::: Records provided
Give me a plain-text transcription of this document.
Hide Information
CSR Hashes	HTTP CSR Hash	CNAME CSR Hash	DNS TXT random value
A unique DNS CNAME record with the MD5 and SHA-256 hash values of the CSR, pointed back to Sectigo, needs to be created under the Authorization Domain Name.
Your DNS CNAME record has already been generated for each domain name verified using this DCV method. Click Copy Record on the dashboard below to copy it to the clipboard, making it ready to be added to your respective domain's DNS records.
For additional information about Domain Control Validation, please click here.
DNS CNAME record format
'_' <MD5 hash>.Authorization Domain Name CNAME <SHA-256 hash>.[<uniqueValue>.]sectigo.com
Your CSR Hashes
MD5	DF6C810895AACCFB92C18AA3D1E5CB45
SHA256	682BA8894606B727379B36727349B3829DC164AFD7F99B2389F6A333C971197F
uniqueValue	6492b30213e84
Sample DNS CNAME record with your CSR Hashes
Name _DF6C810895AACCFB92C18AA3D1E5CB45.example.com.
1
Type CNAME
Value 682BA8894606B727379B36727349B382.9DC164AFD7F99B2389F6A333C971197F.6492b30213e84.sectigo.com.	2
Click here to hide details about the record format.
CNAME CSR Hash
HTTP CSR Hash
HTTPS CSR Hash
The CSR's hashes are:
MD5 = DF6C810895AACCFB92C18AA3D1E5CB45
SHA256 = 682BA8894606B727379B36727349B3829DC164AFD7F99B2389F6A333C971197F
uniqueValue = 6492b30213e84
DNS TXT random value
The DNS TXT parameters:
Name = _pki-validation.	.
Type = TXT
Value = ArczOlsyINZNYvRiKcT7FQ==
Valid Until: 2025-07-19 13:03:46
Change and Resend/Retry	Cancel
::::::
▶ **Do this**:
Restate the listing in full, word for word.

▶ **Answer for this exercise**:
Give me a plain-text transcription of this document.
Hide Information
CSR Hashes	HTTP CSR Hash	CNAME CSR Hash	DNS TXT random value
A unique DNS CNAME record with the MD5 and SHA-256 hash values of the CSR, pointed back to Sectigo, needs to be created under the Authorization Domain Name.
Your DNS CNAME record has already been generated for each domain name verified using this DCV method. Click Copy Record on the dashboard below to copy it to the clipboard, making it ready to be added to your respective domain's DNS records.
For additional information about Domain Control Validation, please click here.
DNS CNAME record format
'_' <MD5 hash>.Authorization Domain Name CNAME <SHA-256 hash>.[<uniqueValue>.]sectigo.com
Your CSR Hashes
MD5	DF6C810895AACCFB92C18AA3D1E5CB45
SHA256	682BA8894606B727379B36727349B3829DC164AFD7F99B2389F6A333C971197F
uniqueValue	6492b30213e84
Sample DNS CNAME record with your CSR Hashes
Name _DF6C810895AACCFB92C18AA3D1E5CB45.example.com.
1
Type CNAME
Value 682BA8894606B727379B36727349B382.9DC164AFD7F99B2389F6A333C971197F.6492b30213e84.sectigo.com.	2
Click here to hide details about the record format.
CNAME CSR Hash
HTTP CSR Hash
HTTPS CSR Hash
The CSR's hashes are:
MD5 = DF6C810895AACCFB92C18AA3D1E5CB45
SHA256 = 682BA8894606B727379B36727349B3829DC164AFD7F99B2389F6A333C971197F
uniqueValue = 6492b30213e84
DNS TXT random value
The DNS TXT parameters:
Name = _pki-validation.	.
Type = TXT
Value = ArczOlsyINZNYvRiKcT7FQ==
Valid Until: 2025-07-19 13:03:46
Change and Resend/Retry	Cancel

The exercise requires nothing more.